■ **Exercise requirements**:
Show every line where "data" occurs.

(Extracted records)
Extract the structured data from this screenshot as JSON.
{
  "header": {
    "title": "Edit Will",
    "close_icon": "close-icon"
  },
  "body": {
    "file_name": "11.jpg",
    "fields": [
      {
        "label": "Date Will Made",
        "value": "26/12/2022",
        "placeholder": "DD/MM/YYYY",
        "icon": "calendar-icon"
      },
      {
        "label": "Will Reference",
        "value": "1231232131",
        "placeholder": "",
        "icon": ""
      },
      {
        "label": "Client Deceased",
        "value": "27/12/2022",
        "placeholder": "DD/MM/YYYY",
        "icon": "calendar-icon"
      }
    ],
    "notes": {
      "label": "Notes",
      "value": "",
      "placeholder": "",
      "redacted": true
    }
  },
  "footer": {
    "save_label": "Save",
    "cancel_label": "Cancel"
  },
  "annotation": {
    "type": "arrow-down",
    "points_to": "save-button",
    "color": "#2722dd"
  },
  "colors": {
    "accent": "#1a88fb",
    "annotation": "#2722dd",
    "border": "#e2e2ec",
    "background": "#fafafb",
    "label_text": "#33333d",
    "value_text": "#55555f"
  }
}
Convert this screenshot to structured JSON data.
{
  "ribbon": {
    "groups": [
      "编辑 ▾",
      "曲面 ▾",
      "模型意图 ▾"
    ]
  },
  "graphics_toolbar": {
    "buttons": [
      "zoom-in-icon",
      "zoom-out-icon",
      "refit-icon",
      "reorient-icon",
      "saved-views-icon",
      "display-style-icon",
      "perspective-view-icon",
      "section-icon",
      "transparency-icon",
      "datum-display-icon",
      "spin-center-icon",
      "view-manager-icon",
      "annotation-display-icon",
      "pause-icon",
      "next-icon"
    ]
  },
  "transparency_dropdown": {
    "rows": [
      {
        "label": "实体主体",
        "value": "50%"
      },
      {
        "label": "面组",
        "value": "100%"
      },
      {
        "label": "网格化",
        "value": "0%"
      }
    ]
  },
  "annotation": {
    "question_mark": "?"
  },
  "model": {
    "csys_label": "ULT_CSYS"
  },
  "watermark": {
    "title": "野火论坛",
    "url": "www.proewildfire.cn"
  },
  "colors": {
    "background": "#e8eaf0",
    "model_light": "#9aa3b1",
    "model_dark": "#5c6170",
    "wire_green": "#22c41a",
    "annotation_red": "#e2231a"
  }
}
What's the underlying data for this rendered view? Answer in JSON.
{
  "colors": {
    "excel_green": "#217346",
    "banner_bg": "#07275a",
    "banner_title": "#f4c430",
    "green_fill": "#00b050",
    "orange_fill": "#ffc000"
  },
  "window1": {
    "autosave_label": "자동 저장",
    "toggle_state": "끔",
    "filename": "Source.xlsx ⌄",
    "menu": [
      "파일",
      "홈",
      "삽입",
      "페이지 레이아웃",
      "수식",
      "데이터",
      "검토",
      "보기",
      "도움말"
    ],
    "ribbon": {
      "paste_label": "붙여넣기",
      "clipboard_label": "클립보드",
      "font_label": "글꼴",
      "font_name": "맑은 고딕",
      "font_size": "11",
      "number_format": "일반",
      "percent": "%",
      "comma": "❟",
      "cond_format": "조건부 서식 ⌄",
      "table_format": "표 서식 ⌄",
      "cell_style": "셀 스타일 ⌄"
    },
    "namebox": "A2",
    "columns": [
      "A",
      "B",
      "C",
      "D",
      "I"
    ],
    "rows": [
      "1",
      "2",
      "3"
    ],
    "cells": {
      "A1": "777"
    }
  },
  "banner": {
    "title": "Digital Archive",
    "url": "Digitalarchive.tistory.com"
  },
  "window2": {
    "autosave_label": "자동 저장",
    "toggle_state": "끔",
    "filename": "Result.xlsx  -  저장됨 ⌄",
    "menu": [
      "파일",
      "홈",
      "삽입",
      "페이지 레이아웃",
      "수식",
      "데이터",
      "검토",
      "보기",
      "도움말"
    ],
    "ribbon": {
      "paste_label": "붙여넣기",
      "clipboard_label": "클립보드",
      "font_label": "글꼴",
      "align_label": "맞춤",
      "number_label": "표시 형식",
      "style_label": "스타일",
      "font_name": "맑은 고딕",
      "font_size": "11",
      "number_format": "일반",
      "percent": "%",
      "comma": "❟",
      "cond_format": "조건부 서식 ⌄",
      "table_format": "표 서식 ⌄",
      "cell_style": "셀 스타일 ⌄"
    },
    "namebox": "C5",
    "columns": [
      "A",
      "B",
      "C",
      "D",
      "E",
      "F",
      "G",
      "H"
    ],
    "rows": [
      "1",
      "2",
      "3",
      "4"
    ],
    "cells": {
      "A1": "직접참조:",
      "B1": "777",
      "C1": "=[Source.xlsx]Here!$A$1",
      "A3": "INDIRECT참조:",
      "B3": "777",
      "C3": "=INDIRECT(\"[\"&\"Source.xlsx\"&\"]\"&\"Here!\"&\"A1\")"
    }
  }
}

■ **Correct output**:
Extract the structured data from this screenshot as JSON.
Convert this screenshot to structured JSON data.
What's the underlying data for this rendered view? Answer in JSON.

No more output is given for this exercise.